**Input**
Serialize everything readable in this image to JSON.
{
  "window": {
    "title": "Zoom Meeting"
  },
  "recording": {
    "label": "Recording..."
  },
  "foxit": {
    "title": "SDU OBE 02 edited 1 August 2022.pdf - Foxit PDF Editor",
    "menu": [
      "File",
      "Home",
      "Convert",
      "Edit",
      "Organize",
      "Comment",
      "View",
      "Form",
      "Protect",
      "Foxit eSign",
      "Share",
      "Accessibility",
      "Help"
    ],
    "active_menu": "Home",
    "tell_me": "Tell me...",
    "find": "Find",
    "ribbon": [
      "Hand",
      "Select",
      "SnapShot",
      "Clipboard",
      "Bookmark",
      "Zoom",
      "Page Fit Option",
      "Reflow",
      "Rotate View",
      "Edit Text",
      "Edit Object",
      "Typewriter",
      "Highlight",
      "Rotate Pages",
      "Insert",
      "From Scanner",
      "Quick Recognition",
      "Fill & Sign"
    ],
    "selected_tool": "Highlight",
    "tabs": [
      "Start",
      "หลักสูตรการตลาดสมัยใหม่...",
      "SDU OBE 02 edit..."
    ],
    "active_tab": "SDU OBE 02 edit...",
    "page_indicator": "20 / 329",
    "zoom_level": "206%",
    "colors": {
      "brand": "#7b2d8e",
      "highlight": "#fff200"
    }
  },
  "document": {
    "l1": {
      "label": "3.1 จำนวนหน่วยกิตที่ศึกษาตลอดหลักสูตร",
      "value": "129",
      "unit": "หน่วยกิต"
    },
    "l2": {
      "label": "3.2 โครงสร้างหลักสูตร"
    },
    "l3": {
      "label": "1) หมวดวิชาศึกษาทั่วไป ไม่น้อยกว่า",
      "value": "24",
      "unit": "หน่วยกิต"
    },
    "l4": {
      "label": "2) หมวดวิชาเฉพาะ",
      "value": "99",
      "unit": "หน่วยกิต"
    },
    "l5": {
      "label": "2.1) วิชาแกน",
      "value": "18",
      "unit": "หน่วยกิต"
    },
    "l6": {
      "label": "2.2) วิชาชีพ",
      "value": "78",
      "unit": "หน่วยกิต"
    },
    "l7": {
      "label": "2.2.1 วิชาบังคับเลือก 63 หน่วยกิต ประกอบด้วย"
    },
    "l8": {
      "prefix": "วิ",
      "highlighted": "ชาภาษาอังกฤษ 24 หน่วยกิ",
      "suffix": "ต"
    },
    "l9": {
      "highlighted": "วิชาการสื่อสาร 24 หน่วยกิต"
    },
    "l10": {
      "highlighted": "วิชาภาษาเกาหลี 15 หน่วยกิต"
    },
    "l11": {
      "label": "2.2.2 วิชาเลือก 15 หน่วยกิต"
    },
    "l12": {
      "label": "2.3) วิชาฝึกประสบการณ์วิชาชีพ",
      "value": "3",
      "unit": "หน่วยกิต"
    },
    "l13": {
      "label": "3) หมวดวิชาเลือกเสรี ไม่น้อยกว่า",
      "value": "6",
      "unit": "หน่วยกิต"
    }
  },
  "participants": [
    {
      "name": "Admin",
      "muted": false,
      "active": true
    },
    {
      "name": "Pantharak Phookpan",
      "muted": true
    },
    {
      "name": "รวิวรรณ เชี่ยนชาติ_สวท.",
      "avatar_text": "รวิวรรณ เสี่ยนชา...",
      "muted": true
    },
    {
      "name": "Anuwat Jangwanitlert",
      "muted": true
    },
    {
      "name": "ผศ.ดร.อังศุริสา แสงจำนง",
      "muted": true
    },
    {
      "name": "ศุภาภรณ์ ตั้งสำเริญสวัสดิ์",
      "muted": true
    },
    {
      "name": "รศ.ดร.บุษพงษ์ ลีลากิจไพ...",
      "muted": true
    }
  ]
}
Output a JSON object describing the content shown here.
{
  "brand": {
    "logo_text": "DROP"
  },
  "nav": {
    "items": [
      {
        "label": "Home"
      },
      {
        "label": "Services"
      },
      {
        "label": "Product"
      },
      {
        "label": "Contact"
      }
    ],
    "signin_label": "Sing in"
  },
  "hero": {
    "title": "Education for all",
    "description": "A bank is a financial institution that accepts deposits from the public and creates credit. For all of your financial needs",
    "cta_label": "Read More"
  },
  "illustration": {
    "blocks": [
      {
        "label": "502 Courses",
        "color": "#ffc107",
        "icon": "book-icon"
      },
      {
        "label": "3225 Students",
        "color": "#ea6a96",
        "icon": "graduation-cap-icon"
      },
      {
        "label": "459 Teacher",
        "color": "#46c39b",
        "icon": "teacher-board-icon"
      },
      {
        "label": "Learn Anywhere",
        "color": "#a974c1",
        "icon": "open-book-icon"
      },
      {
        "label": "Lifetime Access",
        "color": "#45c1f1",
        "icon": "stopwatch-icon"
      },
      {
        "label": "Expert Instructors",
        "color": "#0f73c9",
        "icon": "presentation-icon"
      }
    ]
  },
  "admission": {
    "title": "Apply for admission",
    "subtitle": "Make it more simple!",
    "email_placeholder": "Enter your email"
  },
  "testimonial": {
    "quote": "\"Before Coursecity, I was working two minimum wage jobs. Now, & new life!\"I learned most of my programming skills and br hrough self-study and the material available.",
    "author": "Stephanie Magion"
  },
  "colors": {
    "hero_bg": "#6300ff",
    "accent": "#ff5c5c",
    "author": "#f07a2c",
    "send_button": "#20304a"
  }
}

* * *

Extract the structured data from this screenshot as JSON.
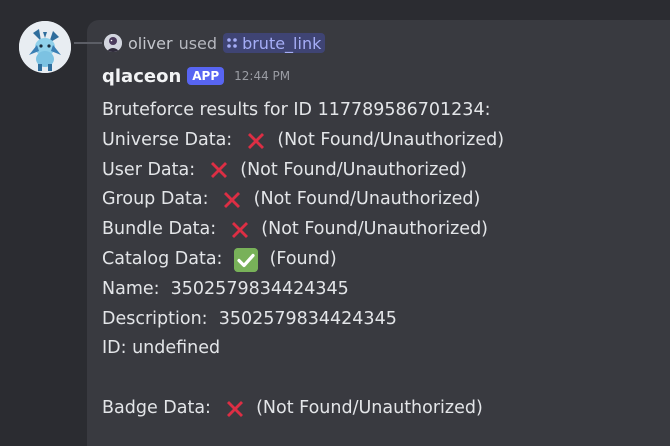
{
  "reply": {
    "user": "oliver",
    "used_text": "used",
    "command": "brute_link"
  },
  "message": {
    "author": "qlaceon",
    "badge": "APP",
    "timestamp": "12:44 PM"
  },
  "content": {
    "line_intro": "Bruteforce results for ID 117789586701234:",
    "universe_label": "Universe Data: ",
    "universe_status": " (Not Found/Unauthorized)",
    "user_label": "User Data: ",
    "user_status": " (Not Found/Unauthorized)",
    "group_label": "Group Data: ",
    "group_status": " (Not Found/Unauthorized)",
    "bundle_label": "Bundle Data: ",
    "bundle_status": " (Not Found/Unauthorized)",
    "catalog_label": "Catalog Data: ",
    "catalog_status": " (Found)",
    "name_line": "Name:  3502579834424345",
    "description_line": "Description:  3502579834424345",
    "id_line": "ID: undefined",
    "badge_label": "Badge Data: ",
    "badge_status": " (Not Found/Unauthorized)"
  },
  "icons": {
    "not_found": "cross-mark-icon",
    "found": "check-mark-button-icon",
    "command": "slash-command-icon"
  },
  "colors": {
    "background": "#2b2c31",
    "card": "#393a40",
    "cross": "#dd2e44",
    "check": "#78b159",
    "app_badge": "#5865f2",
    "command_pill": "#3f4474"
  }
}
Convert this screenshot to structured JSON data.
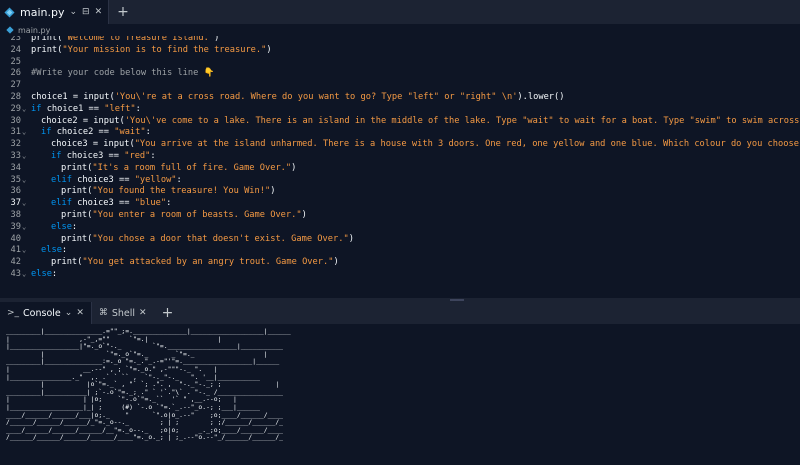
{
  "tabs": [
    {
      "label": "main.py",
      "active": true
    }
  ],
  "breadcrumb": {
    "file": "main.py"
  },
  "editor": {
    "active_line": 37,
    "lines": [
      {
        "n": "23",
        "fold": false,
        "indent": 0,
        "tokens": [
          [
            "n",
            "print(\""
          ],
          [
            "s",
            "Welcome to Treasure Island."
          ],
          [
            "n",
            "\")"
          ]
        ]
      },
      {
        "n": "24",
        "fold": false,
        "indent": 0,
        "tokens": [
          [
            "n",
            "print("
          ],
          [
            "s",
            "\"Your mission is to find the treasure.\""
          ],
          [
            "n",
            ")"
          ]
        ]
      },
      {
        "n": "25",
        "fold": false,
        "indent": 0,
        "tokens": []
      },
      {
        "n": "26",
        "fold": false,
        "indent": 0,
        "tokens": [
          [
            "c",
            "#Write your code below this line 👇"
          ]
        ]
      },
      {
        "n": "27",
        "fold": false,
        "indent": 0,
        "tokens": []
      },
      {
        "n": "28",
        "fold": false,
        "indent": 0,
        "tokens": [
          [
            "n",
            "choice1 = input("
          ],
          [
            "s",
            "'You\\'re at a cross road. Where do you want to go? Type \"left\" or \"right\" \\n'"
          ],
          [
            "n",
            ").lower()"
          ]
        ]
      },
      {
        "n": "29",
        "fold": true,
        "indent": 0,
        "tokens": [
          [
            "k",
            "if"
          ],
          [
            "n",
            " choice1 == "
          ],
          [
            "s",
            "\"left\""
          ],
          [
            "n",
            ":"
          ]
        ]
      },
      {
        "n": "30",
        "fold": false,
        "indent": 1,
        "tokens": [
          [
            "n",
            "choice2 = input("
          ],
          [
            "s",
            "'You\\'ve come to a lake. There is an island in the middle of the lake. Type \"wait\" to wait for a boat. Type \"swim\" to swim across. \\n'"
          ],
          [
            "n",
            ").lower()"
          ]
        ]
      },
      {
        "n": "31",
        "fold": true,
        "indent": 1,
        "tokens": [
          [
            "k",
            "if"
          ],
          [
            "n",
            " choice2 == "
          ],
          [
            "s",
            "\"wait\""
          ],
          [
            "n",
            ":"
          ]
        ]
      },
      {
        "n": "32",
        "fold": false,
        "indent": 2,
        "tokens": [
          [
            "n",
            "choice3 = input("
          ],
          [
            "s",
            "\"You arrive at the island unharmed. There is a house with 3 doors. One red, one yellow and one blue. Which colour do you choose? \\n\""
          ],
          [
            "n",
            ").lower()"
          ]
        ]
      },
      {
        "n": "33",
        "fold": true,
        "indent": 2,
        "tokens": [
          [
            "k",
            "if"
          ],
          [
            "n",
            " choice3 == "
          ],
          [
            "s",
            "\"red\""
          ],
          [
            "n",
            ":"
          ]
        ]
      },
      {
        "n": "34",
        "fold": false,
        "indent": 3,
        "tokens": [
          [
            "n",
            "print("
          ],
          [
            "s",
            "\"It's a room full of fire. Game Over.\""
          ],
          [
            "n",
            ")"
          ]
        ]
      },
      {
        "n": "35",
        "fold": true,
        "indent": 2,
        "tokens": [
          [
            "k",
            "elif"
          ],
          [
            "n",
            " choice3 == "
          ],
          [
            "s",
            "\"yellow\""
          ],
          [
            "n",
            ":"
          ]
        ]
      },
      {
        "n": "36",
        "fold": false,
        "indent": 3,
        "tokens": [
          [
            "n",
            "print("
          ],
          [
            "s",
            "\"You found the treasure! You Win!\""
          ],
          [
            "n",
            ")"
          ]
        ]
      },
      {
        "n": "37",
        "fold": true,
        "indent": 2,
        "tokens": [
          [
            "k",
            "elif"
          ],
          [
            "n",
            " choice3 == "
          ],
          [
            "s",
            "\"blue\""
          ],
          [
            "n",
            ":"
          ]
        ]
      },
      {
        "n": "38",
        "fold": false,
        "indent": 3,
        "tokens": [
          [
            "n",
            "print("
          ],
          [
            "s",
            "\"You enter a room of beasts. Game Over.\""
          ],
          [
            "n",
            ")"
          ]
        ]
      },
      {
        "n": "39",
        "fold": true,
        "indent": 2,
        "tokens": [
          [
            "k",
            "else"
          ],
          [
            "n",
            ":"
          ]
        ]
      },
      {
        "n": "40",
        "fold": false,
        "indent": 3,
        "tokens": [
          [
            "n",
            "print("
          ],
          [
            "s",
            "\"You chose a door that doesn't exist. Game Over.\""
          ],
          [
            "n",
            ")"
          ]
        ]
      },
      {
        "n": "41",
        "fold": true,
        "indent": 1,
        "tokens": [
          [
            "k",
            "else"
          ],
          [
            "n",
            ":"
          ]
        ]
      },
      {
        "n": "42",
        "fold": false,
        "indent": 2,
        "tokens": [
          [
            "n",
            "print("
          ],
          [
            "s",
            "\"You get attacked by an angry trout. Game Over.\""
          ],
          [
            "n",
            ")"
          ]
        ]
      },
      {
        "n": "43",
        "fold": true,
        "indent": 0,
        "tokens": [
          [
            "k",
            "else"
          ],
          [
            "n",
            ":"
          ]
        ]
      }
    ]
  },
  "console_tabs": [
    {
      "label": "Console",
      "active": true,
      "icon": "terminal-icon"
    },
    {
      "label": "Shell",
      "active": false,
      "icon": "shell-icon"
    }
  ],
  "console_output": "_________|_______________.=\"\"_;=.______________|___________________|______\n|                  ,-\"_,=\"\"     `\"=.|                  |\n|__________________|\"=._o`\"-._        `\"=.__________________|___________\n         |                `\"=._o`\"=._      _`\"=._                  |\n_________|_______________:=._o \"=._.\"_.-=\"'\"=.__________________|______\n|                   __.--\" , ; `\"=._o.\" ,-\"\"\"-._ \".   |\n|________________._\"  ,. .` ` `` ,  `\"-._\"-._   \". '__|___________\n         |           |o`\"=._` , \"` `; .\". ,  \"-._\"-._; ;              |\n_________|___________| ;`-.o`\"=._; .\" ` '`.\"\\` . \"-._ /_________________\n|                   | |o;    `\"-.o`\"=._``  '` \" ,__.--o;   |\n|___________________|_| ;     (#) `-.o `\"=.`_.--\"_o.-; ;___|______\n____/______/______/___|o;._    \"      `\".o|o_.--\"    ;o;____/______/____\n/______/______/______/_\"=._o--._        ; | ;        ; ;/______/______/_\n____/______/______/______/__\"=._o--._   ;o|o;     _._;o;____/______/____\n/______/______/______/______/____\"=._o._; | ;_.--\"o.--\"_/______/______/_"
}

**Written task**
Copy out each line in the preceding records that contains "left".

**Result for this exercise**
            "'You\\'re at a cross road. Where do you want to go? Type \"left\" or \"right\" \\n'"
            "\"left\""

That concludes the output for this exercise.